* START SOURCE MATERIAL *

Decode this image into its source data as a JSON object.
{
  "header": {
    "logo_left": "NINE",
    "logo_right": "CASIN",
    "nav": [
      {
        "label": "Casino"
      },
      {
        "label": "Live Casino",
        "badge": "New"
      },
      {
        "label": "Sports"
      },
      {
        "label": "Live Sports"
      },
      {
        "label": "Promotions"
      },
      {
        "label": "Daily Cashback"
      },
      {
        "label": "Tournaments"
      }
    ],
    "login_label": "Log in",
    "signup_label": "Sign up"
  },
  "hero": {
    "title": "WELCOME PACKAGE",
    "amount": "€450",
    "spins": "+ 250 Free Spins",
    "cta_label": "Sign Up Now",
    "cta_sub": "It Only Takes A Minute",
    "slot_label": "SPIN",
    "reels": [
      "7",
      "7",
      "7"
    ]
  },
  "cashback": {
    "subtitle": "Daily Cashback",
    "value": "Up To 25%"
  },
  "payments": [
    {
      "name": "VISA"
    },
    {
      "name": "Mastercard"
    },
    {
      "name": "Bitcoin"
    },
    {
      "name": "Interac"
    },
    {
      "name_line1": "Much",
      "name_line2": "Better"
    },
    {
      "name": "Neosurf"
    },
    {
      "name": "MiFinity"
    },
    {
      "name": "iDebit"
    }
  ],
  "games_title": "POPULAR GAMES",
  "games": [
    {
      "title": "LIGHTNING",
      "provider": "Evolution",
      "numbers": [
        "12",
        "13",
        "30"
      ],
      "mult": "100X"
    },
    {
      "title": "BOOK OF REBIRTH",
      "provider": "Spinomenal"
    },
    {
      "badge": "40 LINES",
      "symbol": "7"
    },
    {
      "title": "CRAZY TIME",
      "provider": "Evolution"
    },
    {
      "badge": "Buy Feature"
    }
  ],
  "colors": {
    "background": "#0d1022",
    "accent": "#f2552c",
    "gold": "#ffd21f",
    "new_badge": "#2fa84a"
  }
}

* END SOURCE MATERIAL *
* START SOURCE MATERIAL *

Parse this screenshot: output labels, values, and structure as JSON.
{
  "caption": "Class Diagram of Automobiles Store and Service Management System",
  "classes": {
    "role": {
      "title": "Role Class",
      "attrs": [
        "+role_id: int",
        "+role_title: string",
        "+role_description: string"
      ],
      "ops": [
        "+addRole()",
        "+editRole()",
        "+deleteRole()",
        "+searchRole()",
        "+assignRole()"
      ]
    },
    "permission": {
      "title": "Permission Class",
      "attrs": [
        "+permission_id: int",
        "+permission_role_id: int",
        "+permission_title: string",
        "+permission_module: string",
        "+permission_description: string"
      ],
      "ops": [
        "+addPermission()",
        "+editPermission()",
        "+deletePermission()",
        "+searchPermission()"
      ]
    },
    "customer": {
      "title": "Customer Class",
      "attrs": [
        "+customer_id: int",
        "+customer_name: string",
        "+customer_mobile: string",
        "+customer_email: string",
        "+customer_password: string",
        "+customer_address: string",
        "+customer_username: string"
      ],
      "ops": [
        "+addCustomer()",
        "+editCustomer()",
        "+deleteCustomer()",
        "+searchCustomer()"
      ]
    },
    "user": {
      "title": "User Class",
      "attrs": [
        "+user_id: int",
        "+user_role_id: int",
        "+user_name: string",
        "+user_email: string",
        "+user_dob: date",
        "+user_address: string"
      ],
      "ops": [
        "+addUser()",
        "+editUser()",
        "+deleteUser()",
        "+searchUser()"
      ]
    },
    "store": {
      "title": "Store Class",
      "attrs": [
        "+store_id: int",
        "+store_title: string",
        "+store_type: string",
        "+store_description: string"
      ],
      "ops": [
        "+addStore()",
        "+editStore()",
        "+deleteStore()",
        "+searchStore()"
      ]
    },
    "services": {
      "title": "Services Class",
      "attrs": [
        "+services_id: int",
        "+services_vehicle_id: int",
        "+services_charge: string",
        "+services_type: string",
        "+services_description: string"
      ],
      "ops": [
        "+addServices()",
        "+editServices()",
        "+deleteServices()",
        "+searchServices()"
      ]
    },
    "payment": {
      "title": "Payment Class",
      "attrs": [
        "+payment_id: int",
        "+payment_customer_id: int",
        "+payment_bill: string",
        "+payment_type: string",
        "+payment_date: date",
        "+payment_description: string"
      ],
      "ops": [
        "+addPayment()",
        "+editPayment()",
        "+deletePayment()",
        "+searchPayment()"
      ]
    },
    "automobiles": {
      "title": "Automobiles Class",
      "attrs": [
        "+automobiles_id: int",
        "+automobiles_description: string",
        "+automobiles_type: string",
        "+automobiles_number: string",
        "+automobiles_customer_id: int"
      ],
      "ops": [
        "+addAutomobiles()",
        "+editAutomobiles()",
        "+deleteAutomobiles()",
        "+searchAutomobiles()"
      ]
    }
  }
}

* END SOURCE MATERIAL *

WHAT YOU ARE ASKED TO DO =>
Your task is to pick out every line with the string "Live" and copy it.

OUTPUT FOR THIS TASK =>
        "label": "Live Casino",
        "label": "Live Sports"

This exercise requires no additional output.